Recorded data

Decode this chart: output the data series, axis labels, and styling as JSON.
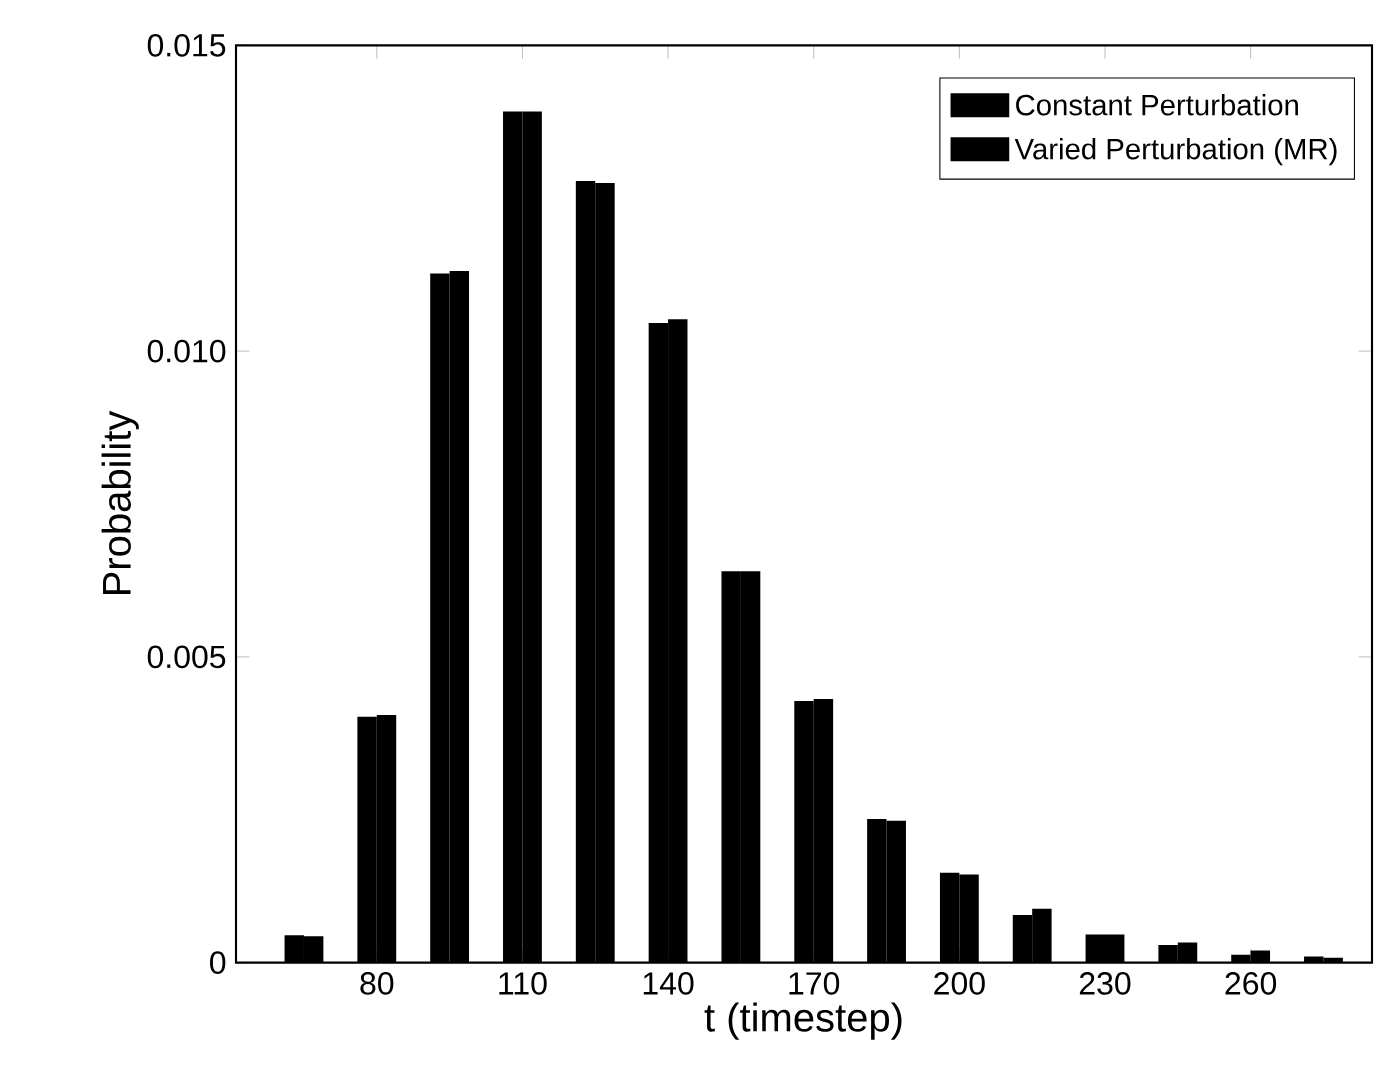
{
  "chart_data": {
    "type": "bar",
    "xlabel": "t (timestep)",
    "ylabel": "Probability",
    "x": [
      65,
      80,
      95,
      110,
      125,
      140,
      155,
      170,
      185,
      200,
      215,
      230,
      245,
      260,
      275
    ],
    "series": [
      {
        "name": "Constant Perturbation",
        "color": "#000000",
        "values": [
          0.00045,
          0.00402,
          0.01127,
          0.01392,
          0.01278,
          0.01046,
          0.0064,
          0.00428,
          0.00235,
          0.00147,
          0.00078,
          0.00046,
          0.00029,
          0.00013,
          0.0001
        ]
      },
      {
        "name": "Varied Perturbation (MR)",
        "color": "#000000",
        "values": [
          0.00043,
          0.00405,
          0.01131,
          0.01392,
          0.01275,
          0.01052,
          0.0064,
          0.00431,
          0.00232,
          0.00144,
          0.00088,
          0.00046,
          0.00033,
          0.0002,
          8e-05
        ]
      }
    ],
    "xlim": [
      51,
      285
    ],
    "xticks": [
      80,
      110,
      140,
      170,
      200,
      230,
      260
    ],
    "ylim": [
      0,
      0.015
    ],
    "yticks": [
      0,
      0.005,
      {
        "value": 0.01,
        "label": "0.010"
      },
      0.015
    ],
    "legend": "top right"
  }
}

What is being asked:
Select and copy every line from the records that includes the word "series".

Complete response:
Decode this chart: output the data series, axis labels, and styling as JSON.
    "series": [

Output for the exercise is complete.